+++ Information given +++

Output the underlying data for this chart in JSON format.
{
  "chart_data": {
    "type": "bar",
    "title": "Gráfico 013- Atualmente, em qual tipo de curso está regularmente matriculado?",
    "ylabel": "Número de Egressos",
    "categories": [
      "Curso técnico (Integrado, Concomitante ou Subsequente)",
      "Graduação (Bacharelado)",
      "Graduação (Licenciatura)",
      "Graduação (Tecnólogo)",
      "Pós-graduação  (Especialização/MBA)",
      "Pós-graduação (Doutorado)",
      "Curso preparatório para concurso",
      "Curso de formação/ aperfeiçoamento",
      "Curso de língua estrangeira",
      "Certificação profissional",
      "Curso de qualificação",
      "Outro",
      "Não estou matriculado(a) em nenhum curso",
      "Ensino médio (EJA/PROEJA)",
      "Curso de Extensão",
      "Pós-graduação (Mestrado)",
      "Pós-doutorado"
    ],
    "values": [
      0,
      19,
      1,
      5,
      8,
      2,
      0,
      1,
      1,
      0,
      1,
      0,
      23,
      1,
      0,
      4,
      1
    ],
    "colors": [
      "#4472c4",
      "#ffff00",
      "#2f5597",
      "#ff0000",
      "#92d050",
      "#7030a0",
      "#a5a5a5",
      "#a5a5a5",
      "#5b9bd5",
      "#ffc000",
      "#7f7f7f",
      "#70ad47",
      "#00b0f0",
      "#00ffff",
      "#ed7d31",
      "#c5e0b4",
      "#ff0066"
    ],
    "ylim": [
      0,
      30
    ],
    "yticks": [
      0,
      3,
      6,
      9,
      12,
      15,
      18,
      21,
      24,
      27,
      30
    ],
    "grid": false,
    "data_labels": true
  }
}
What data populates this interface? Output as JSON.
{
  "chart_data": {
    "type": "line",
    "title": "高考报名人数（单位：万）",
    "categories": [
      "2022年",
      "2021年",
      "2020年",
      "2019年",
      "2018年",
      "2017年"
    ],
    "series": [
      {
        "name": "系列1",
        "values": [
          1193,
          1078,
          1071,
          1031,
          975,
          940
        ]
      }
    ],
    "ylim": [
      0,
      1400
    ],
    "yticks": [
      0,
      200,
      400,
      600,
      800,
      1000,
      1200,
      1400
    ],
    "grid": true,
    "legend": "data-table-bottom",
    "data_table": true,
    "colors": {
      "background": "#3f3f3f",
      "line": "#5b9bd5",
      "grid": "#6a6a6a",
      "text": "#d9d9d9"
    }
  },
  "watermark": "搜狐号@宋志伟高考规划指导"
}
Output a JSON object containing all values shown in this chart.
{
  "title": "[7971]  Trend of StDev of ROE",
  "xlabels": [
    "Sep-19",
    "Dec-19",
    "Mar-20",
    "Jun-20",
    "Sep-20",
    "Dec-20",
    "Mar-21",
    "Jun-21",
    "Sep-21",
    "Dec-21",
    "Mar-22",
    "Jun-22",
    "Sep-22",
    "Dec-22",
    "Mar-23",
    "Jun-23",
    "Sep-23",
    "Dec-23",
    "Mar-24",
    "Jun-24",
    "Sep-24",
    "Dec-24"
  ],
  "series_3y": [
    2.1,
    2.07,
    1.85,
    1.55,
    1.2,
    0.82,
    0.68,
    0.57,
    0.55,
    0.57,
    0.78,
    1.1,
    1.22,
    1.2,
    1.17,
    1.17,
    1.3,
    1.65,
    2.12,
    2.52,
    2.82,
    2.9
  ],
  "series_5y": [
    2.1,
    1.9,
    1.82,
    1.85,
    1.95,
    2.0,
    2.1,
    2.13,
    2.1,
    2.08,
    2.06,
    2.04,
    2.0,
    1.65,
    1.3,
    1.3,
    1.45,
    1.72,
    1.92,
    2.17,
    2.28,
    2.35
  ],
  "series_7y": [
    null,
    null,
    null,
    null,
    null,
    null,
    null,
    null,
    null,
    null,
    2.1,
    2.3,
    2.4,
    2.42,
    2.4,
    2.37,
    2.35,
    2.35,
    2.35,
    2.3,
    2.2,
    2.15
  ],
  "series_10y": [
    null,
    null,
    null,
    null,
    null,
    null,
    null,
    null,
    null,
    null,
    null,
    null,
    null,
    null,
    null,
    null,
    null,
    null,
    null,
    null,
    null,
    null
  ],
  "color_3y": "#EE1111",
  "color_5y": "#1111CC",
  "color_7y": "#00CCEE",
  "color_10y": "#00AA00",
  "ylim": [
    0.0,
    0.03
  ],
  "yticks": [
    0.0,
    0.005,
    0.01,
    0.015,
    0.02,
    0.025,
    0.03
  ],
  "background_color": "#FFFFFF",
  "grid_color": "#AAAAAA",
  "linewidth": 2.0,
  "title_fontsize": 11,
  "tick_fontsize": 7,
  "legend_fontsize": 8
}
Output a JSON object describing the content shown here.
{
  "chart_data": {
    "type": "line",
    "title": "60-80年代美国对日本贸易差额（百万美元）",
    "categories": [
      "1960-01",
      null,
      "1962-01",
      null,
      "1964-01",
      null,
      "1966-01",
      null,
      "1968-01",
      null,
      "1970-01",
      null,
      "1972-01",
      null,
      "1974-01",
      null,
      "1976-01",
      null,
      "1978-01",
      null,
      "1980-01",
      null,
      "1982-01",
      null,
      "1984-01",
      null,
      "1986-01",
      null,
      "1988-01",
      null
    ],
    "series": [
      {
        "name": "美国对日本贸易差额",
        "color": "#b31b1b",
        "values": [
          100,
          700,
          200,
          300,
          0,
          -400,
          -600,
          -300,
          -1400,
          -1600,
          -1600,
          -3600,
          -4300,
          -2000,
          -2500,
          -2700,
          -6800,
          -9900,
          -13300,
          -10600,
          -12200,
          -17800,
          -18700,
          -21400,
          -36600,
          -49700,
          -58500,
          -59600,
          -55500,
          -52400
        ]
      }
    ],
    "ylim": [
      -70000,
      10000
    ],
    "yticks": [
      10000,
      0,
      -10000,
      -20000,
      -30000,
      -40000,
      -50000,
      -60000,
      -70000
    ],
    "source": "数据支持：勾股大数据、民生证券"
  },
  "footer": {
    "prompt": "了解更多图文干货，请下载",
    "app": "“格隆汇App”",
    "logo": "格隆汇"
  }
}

+++

> _Exercise objective_:
Find the string "values" in the listing and return every line that holds it.

> _Output of the exercise_:
    "values": [
        "values": [
Output a JSON object containing all values shown in this chart.
        "values": [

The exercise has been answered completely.